**What the exercise asks**
Below are the records; reproduce all of them exactly but without any images.

* * * * * * *

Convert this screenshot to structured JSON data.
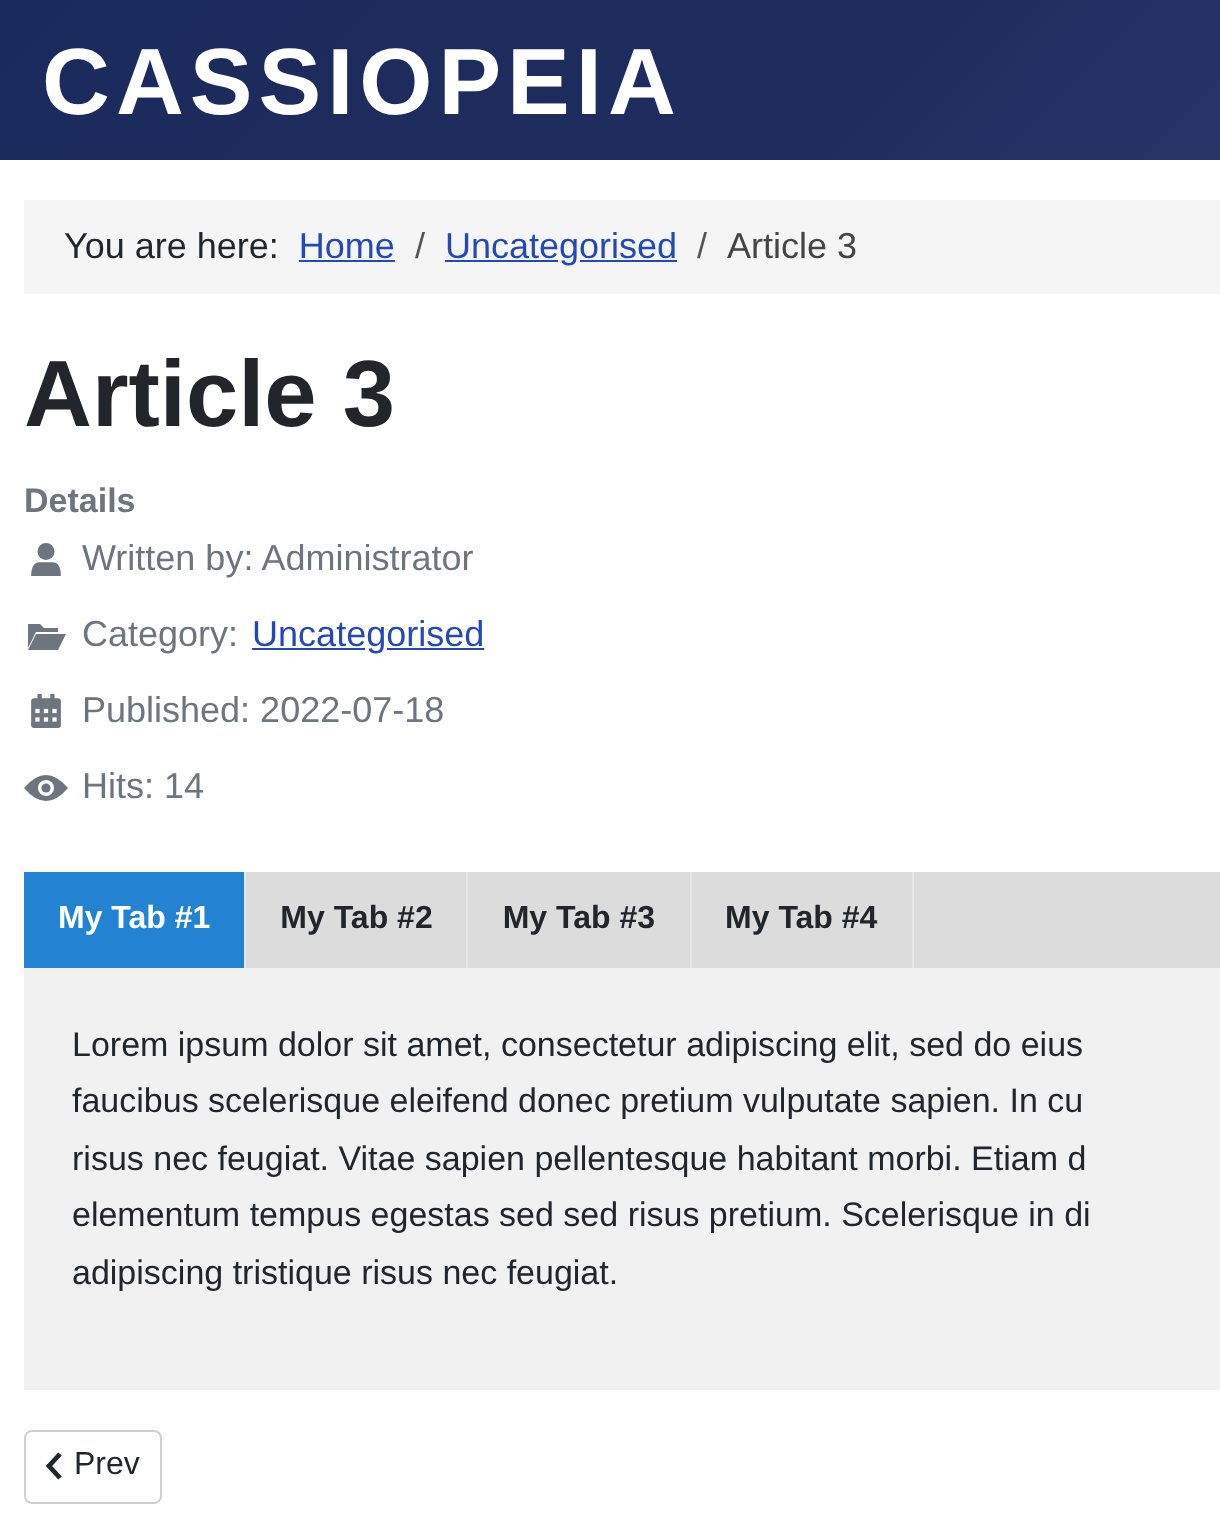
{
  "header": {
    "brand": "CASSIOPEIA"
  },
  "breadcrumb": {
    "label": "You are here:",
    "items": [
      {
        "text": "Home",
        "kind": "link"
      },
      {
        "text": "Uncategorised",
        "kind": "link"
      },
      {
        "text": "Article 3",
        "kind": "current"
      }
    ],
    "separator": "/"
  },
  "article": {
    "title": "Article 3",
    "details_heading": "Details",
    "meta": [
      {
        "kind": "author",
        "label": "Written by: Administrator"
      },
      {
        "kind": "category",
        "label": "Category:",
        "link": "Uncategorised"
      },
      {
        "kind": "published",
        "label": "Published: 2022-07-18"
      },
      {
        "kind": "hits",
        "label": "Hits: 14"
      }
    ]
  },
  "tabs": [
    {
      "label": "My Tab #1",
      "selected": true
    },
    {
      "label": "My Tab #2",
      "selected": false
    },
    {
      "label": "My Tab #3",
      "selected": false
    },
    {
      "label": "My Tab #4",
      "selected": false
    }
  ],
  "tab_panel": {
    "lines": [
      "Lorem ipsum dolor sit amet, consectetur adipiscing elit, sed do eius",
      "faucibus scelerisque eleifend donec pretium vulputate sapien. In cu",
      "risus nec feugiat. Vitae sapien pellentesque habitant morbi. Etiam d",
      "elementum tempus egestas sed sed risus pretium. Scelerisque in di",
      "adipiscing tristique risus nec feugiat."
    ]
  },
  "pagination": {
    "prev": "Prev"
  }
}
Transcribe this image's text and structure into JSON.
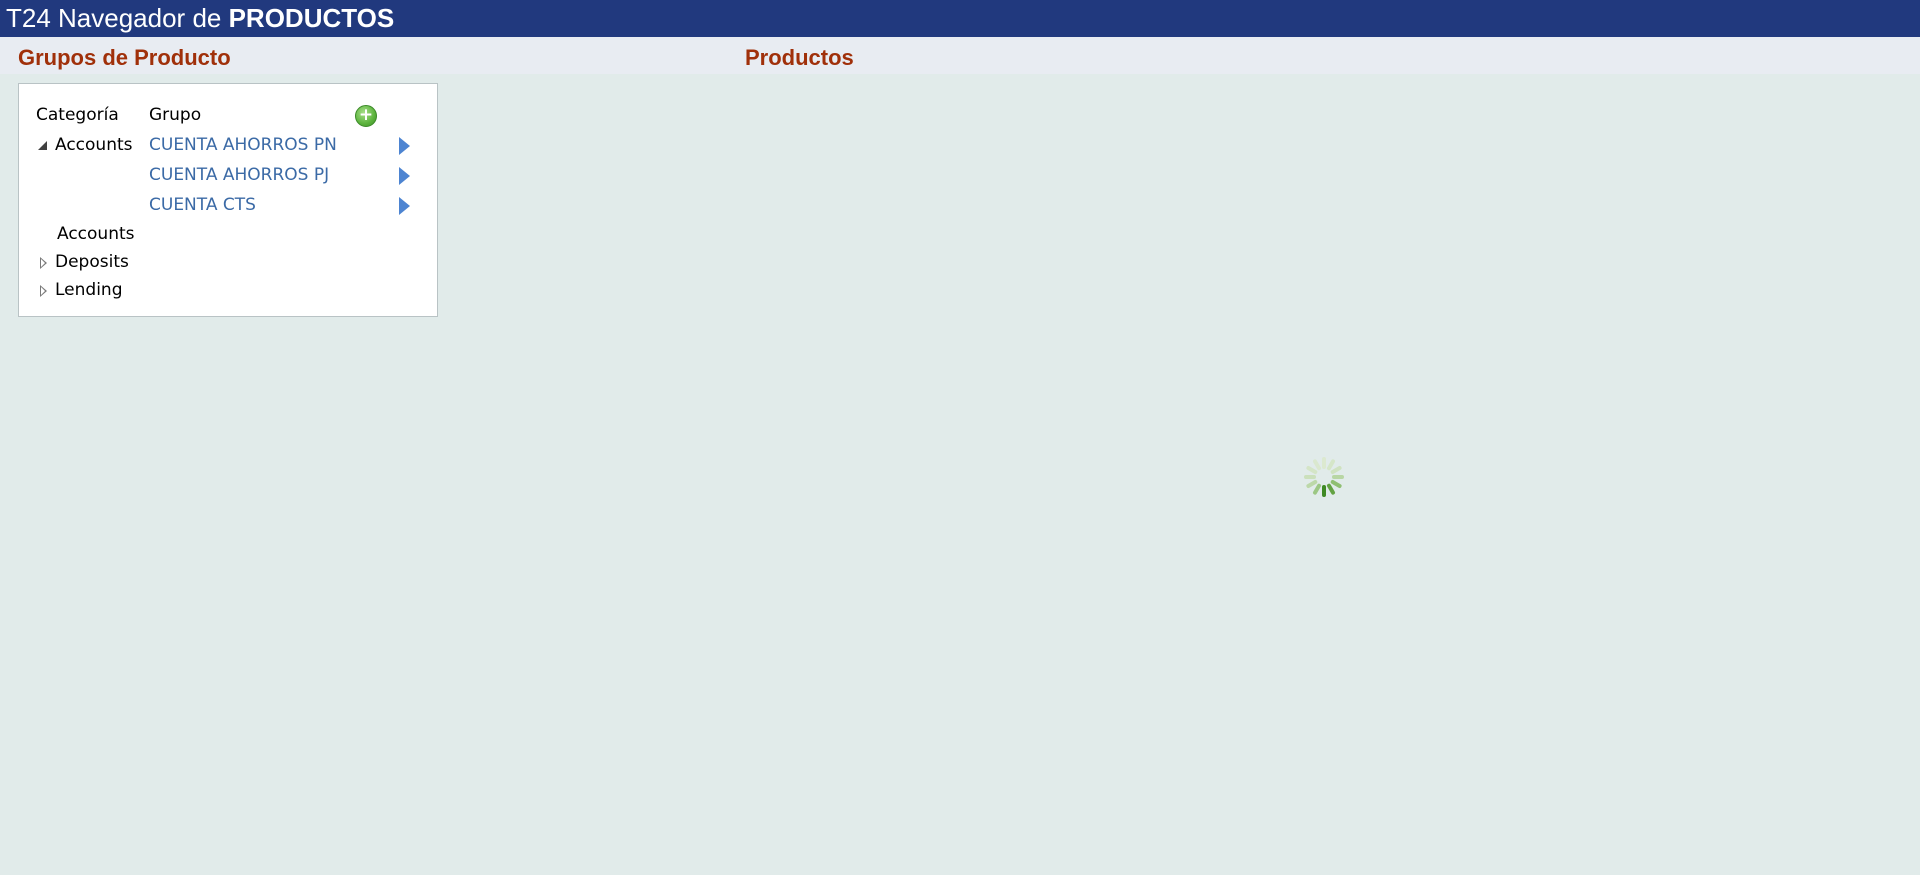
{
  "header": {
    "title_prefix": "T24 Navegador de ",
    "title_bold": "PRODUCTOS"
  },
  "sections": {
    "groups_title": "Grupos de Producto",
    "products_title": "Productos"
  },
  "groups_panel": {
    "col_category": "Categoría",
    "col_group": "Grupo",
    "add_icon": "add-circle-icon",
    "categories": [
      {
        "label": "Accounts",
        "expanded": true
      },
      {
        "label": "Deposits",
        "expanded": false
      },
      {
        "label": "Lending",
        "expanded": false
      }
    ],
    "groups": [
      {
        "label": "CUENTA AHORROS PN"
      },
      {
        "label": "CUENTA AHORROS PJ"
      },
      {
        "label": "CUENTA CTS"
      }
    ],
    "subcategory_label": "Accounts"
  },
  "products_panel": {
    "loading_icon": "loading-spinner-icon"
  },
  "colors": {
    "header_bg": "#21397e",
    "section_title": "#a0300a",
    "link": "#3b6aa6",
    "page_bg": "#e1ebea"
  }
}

* * * * * * *

**Worked solution**
Convert this screenshot to structured JSON data.
{
  "header": {
    "brand": "CASSIOPEIA"
  },
  "breadcrumb": {
    "label": "You are here:",
    "items": [
      {
        "text": "Home",
        "kind": "link"
      },
      {
        "text": "Uncategorised",
        "kind": "link"
      },
      {
        "text": "Article 3",
        "kind": "current"
      }
    ],
    "separator": "/"
  },
  "article": {
    "title": "Article 3",
    "details_heading": "Details",
    "meta": [
      {
        "kind": "author",
        "label": "Written by: Administrator"
      },
      {
        "kind": "category",
        "label": "Category:",
        "link": "Uncategorised"
      },
      {
        "kind": "published",
        "label": "Published: 2022-07-18"
      },
      {
        "kind": "hits",
        "label": "Hits: 14"
      }
    ]
  },
  "tabs": [
    {
      "label": "My Tab #1",
      "selected": true
    },
    {
      "label": "My Tab #2",
      "selected": false
    },
    {
      "label": "My Tab #3",
      "selected": false
    },
    {
      "label": "My Tab #4",
      "selected": false
    }
  ],
  "tab_panel": {
    "lines": [
      "Lorem ipsum dolor sit amet, consectetur adipiscing elit, sed do eius",
      "faucibus scelerisque eleifend donec pretium vulputate sapien. In cu",
      "risus nec feugiat. Vitae sapien pellentesque habitant morbi. Etiam d",
      "elementum tempus egestas sed sed risus pretium. Scelerisque in di",
      "adipiscing tristique risus nec feugiat."
    ]
  },
  "pagination": {
    "prev": "Prev"
  }
}
Transcribe this image's text and structure into JSON.
{
  "header": {
    "title_prefix": "T24 Navegador de ",
    "title_bold": "PRODUCTOS"
  },
  "sections": {
    "groups_title": "Grupos de Producto",
    "products_title": "Productos"
  },
  "groups_panel": {
    "col_category": "Categoría",
    "col_group": "Grupo",
    "add_icon": "add-circle-icon",
    "categories": [
      {
        "label": "Accounts",
        "expanded": true
      },
      {
        "label": "Deposits",
        "expanded": false
      },
      {
        "label": "Lending",
        "expanded": false
      }
    ],
    "groups": [
      {
        "label": "CUENTA AHORROS PN"
      },
      {
        "label": "CUENTA AHORROS PJ"
      },
      {
        "label": "CUENTA CTS"
      }
    ],
    "subcategory_label": "Accounts"
  },
  "products_panel": {
    "loading_icon": "loading-spinner-icon"
  },
  "colors": {
    "header_bg": "#21397e",
    "section_title": "#a0300a",
    "link": "#3b6aa6",
    "page_bg": "#e1ebea"
  }
}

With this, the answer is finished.